_WHAT THIS TASK INVOLVES:_ Copy each line below that includes "ᠦᠭᠡᠢ".

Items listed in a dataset
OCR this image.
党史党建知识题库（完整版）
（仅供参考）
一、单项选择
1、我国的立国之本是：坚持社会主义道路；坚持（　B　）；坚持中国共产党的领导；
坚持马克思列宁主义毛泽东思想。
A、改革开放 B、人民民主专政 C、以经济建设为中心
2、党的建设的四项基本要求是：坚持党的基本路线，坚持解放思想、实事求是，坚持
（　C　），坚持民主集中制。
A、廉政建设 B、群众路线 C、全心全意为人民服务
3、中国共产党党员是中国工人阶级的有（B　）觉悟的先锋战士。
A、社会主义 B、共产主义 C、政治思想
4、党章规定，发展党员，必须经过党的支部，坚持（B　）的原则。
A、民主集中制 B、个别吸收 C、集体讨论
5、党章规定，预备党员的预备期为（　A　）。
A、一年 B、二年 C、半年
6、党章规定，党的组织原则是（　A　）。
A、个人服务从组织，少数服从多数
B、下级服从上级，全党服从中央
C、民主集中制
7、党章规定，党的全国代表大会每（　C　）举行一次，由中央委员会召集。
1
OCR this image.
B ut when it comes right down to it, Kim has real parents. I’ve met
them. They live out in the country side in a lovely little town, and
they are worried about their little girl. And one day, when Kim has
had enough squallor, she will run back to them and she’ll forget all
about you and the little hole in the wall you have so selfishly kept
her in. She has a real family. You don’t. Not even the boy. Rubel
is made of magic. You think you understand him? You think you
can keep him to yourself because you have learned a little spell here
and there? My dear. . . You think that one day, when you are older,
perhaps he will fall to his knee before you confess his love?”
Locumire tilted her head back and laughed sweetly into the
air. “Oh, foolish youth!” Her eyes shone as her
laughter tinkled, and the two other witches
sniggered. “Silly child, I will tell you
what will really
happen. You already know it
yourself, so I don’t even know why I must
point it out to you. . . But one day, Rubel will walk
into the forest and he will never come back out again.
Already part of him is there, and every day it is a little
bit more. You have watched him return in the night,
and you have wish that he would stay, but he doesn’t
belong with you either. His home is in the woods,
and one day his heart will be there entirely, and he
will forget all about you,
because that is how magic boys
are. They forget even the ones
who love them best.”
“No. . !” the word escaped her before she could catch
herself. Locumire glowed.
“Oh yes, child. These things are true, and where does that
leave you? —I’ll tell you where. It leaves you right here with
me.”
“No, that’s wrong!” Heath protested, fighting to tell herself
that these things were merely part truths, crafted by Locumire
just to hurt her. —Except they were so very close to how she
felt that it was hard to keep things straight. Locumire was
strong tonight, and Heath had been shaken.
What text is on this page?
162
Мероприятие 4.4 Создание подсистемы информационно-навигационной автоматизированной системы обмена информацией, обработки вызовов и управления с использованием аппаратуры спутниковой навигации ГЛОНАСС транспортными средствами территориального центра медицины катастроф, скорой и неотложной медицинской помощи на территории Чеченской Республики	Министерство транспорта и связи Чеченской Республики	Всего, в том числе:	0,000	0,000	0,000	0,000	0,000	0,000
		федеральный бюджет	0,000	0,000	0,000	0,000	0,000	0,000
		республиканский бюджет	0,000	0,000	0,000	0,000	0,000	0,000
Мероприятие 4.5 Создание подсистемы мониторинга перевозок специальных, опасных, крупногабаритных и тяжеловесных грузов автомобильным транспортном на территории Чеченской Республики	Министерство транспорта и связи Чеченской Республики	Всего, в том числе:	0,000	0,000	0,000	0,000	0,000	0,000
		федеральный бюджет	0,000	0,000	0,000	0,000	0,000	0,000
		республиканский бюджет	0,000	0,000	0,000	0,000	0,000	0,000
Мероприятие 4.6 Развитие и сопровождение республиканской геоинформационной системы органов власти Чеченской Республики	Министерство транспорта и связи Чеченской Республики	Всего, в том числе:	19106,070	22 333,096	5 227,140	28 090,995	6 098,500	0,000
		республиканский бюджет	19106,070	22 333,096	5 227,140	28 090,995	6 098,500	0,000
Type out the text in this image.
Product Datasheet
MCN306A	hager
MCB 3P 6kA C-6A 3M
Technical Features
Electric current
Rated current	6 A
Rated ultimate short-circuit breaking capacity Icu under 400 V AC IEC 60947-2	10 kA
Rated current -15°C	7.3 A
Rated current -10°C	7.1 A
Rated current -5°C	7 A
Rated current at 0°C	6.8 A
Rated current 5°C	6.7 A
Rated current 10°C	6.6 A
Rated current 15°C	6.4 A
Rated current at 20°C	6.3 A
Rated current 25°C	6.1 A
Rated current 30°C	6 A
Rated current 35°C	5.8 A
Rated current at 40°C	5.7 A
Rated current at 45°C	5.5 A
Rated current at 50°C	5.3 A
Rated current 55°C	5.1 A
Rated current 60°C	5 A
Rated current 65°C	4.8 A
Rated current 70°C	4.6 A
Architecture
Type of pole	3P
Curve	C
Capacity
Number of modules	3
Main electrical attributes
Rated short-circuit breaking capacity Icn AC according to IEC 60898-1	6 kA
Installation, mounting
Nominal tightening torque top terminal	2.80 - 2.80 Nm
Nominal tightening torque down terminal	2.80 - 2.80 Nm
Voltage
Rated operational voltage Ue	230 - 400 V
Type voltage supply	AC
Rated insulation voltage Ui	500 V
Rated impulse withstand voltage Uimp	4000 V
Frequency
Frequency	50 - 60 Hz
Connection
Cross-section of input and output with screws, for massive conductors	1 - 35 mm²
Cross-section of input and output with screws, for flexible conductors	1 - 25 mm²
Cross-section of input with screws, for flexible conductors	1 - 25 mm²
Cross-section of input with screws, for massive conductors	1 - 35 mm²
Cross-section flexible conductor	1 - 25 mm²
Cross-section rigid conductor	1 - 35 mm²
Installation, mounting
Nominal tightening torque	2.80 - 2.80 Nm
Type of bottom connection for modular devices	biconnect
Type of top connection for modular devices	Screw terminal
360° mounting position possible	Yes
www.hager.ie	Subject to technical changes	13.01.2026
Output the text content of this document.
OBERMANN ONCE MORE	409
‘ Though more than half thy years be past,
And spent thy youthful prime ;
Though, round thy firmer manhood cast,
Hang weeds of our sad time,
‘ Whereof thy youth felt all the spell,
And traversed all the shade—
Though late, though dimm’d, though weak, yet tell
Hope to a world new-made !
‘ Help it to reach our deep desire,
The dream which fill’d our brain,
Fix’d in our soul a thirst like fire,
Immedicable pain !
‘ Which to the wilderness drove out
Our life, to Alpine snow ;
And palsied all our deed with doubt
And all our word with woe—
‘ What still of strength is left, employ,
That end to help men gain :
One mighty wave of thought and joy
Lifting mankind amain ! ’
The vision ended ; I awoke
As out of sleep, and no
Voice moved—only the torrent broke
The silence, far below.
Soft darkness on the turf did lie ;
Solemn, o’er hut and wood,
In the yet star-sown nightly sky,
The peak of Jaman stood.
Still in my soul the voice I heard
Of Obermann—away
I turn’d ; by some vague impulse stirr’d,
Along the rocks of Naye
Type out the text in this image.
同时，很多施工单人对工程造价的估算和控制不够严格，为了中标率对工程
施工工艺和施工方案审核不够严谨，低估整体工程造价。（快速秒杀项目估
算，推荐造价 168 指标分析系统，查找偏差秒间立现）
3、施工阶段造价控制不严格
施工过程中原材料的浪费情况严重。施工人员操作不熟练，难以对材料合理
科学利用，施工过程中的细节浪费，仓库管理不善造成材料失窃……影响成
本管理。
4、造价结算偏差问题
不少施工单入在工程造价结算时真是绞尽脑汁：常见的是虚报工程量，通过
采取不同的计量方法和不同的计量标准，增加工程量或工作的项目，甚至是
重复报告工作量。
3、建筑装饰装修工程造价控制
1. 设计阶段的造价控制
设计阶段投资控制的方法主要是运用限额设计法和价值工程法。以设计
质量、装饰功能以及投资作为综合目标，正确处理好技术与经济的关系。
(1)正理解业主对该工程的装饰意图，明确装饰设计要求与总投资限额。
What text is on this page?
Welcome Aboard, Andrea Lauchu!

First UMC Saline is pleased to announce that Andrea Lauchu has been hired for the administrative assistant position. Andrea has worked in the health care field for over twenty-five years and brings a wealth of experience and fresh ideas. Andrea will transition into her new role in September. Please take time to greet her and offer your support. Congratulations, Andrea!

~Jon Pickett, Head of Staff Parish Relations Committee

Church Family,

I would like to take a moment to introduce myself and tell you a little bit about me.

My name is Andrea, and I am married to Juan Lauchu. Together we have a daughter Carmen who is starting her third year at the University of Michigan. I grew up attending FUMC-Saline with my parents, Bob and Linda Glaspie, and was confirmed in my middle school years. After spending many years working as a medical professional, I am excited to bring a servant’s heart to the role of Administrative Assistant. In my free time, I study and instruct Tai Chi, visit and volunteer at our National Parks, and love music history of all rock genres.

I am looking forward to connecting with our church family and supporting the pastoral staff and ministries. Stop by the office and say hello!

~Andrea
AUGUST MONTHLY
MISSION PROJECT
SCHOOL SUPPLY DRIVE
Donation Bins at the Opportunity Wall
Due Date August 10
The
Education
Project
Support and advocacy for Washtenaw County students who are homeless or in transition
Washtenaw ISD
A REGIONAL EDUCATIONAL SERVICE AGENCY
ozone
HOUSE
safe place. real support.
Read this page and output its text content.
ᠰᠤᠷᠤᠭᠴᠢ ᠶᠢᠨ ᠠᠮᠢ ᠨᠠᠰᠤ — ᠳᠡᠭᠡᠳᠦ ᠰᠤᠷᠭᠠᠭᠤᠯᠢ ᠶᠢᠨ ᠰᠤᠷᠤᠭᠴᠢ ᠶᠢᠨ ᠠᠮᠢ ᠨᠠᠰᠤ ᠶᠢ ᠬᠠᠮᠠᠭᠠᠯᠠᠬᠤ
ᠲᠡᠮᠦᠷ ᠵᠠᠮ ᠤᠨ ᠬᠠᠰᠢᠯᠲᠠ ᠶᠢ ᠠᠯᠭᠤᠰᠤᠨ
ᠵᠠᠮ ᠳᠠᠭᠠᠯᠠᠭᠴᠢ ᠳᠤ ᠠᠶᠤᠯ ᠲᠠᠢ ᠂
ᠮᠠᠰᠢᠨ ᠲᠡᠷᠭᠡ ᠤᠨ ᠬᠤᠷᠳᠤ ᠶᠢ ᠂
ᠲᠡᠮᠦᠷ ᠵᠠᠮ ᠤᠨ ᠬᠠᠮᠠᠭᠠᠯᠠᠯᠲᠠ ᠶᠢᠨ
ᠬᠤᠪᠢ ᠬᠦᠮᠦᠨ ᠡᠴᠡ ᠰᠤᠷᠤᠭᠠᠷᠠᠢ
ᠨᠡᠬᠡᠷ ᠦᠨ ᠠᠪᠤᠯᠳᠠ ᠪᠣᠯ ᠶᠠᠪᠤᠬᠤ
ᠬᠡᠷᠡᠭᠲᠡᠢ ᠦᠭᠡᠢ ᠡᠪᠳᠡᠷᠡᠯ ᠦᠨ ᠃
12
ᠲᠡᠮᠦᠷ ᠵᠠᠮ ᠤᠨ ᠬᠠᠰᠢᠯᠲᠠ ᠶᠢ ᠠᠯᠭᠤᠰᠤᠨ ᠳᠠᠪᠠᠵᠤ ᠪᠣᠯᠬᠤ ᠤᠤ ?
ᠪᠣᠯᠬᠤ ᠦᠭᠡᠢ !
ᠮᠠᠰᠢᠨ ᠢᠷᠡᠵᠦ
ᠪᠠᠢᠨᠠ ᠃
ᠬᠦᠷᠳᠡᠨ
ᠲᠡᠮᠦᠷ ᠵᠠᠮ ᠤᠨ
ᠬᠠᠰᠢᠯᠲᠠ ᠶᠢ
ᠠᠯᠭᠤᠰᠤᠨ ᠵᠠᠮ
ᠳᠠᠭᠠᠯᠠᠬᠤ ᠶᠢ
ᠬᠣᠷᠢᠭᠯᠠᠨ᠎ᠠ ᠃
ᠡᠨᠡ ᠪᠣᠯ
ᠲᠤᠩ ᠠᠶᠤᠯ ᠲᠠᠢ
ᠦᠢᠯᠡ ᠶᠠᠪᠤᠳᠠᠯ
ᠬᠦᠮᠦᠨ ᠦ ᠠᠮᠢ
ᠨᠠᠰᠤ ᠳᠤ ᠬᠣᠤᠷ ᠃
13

_RESPONSE FOR THIS EXERCISE:_
ᠬᠡᠷᠡᠭᠲᠡᠢ ᠦᠭᠡᠢ ᠡᠪᠳᠡᠷᠡᠯ ᠦᠨ ᠃
ᠪᠣᠯᠬᠤ ᠦᠭᠡᠢ !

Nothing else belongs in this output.